- **Exercise brief**: Copy the material that follows word for word and omit its pictures.
[begin Data supplied]
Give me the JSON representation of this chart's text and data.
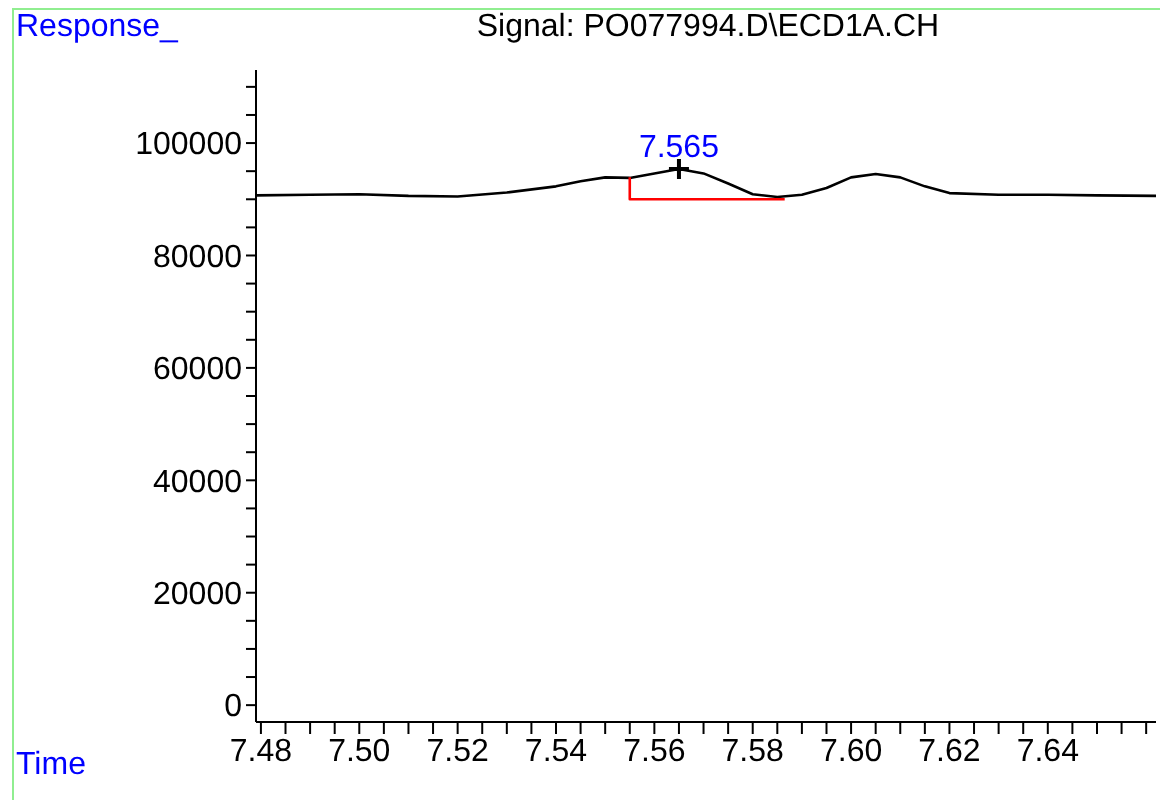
{
  "chart_data": {
    "type": "line",
    "title": "Signal: PO077994.D\\ECD1A.CH",
    "xlabel": "Time",
    "ylabel": "Response_",
    "xlim": [
      7.479,
      7.662
    ],
    "ylim": [
      -3000,
      113000
    ],
    "xticks": [
      7.48,
      {
        "value": 7.485,
        "label": null
      },
      {
        "value": 7.49,
        "label": null
      },
      {
        "value": 7.495,
        "label": null
      },
      {
        "value": 7.5,
        "label": "7.50"
      },
      {
        "value": 7.505,
        "label": null
      },
      {
        "value": 7.51,
        "label": null
      },
      {
        "value": 7.515,
        "label": null
      },
      7.52,
      {
        "value": 7.525,
        "label": null
      },
      {
        "value": 7.53,
        "label": null
      },
      {
        "value": 7.535,
        "label": null
      },
      7.54,
      {
        "value": 7.545,
        "label": null
      },
      {
        "value": 7.55,
        "label": null
      },
      {
        "value": 7.555,
        "label": null
      },
      7.56,
      {
        "value": 7.565,
        "label": null
      },
      {
        "value": 7.57,
        "label": null
      },
      {
        "value": 7.575,
        "label": null
      },
      7.58,
      {
        "value": 7.585,
        "label": null
      },
      {
        "value": 7.59,
        "label": null
      },
      {
        "value": 7.595,
        "label": null
      },
      {
        "value": 7.6,
        "label": "7.60"
      },
      {
        "value": 7.605,
        "label": null
      },
      {
        "value": 7.61,
        "label": null
      },
      {
        "value": 7.615,
        "label": null
      },
      7.62,
      {
        "value": 7.625,
        "label": null
      },
      {
        "value": 7.63,
        "label": null
      },
      {
        "value": 7.635,
        "label": null
      },
      7.64,
      {
        "value": 7.645,
        "label": null
      },
      {
        "value": 7.65,
        "label": null
      },
      {
        "value": 7.655,
        "label": null
      },
      {
        "value": 7.66,
        "label": null
      }
    ],
    "yticks": [
      0,
      {
        "value": 5000,
        "label": null
      },
      {
        "value": 10000,
        "label": null
      },
      {
        "value": 15000,
        "label": null
      },
      20000,
      {
        "value": 25000,
        "label": null
      },
      {
        "value": 30000,
        "label": null
      },
      {
        "value": 35000,
        "label": null
      },
      40000,
      {
        "value": 45000,
        "label": null
      },
      {
        "value": 50000,
        "label": null
      },
      {
        "value": 55000,
        "label": null
      },
      60000,
      {
        "value": 65000,
        "label": null
      },
      {
        "value": 70000,
        "label": null
      },
      {
        "value": 75000,
        "label": null
      },
      80000,
      {
        "value": 85000,
        "label": null
      },
      {
        "value": 90000,
        "label": null
      },
      {
        "value": 95000,
        "label": null
      },
      100000,
      {
        "value": 105000,
        "label": null
      },
      {
        "value": 110000,
        "label": null
      }
    ],
    "series": [
      {
        "color": "#000000",
        "marker": "none",
        "x": [
          7.479,
          7.49,
          7.5,
          7.51,
          7.52,
          7.53,
          7.54,
          7.545,
          7.55,
          7.555,
          7.56,
          7.565,
          7.57,
          7.575,
          7.58,
          7.585,
          7.59,
          7.595,
          7.6,
          7.605,
          7.61,
          7.615,
          7.62,
          7.63,
          7.64,
          7.65,
          7.662
        ],
        "values": [
          90700,
          90800,
          90900,
          90600,
          90500,
          91200,
          92300,
          93200,
          93900,
          93800,
          94600,
          95400,
          94600,
          92800,
          90900,
          90400,
          90800,
          92000,
          93900,
          94500,
          93900,
          92300,
          91100,
          90800,
          90800,
          90700,
          90600
        ]
      },
      {
        "color": "#ff0000",
        "marker": "none",
        "x": [
          7.555,
          7.555,
          7.5865
        ],
        "values": [
          93900,
          90000,
          90000
        ]
      },
      {
        "type": "scatter",
        "color": "#000000",
        "marker": "cross",
        "x": [
          7.565
        ],
        "values": [
          95400
        ]
      }
    ],
    "annotations": [
      {
        "text": "7.565",
        "x": 7.565,
        "y": 95400
      }
    ]
  }
}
[end Data supplied]
- **Task response**:
Give me the JSON representation of this chart's text and data.
{
  "chart_data": {
    "type": "line",
    "title": "Signal: PO077994.D\\ECD1A.CH",
    "xlabel": "Time",
    "ylabel": "Response_",
    "xlim": [
      7.479,
      7.662
    ],
    "ylim": [
      -3000,
      113000
    ],
    "xticks": [
      7.48,
      {
        "value": 7.485,
        "label": null
      },
      {
        "value": 7.49,
        "label": null
      },
      {
        "value": 7.495,
        "label": null
      },
      {
        "value": 7.5,
        "label": "7.50"
      },
      {
        "value": 7.505,
        "label": null
      },
      {
        "value": 7.51,
        "label": null
      },
      {
        "value": 7.515,
        "label": null
      },
      7.52,
      {
        "value": 7.525,
        "label": null
      },
      {
        "value": 7.53,
        "label": null
      },
      {
        "value": 7.535,
        "label": null
      },
      7.54,
      {
        "value": 7.545,
        "label": null
      },
      {
        "value": 7.55,
        "label": null
      },
      {
        "value": 7.555,
        "label": null
      },
      7.56,
      {
        "value": 7.565,
        "label": null
      },
      {
        "value": 7.57,
        "label": null
      },
      {
        "value": 7.575,
        "label": null
      },
      7.58,
      {
        "value": 7.585,
        "label": null
      },
      {
        "value": 7.59,
        "label": null
      },
      {
        "value": 7.595,
        "label": null
      },
      {
        "value": 7.6,
        "label": "7.60"
      },
      {
        "value": 7.605,
        "label": null
      },
      {
        "value": 7.61,
        "label": null
      },
      {
        "value": 7.615,
        "label": null
      },
      7.62,
      {
        "value": 7.625,
        "label": null
      },
      {
        "value": 7.63,
        "label": null
      },
      {
        "value": 7.635,
        "label": null
      },
      7.64,
      {
        "value": 7.645,
        "label": null
      },
      {
        "value": 7.65,
        "label": null
      },
      {
        "value": 7.655,
        "label": null
      },
      {
        "value": 7.66,
        "label": null
      }
    ],
    "yticks": [
      0,
      {
        "value": 5000,
        "label": null
      },
      {
        "value": 10000,
        "label": null
      },
      {
        "value": 15000,
        "label": null
      },
      20000,
      {
        "value": 25000,
        "label": null
      },
      {
        "value": 30000,
        "label": null
      },
      {
        "value": 35000,
        "label": null
      },
      40000,
      {
        "value": 45000,
        "label": null
      },
      {
        "value": 50000,
        "label": null
      },
      {
        "value": 55000,
        "label": null
      },
      60000,
      {
        "value": 65000,
        "label": null
      },
      {
        "value": 70000,
        "label": null
      },
      {
        "value": 75000,
        "label": null
      },
      80000,
      {
        "value": 85000,
        "label": null
      },
      {
        "value": 90000,
        "label": null
      },
      {
        "value": 95000,
        "label": null
      },
      100000,
      {
        "value": 105000,
        "label": null
      },
      {
        "value": 110000,
        "label": null
      }
    ],
    "series": [
      {
        "color": "#000000",
        "marker": "none",
        "x": [
          7.479,
          7.49,
          7.5,
          7.51,
          7.52,
          7.53,
          7.54,
          7.545,
          7.55,
          7.555,
          7.56,
          7.565,
          7.57,
          7.575,
          7.58,
          7.585,
          7.59,
          7.595,
          7.6,
          7.605,
          7.61,
          7.615,
          7.62,
          7.63,
          7.64,
          7.65,
          7.662
        ],
        "values": [
          90700,
          90800,
          90900,
          90600,
          90500,
          91200,
          92300,
          93200,
          93900,
          93800,
          94600,
          95400,
          94600,
          92800,
          90900,
          90400,
          90800,
          92000,
          93900,
          94500,
          93900,
          92300,
          91100,
          90800,
          90800,
          90700,
          90600
        ]
      },
      {
        "color": "#ff0000",
        "marker": "none",
        "x": [
          7.555,
          7.555,
          7.5865
        ],
        "values": [
          93900,
          90000,
          90000
        ]
      },
      {
        "type": "scatter",
        "color": "#000000",
        "marker": "cross",
        "x": [
          7.565
        ],
        "values": [
          95400
        ]
      }
    ],
    "annotations": [
      {
        "text": "7.565",
        "x": 7.565,
        "y": 95400
      }
    ]
  }
}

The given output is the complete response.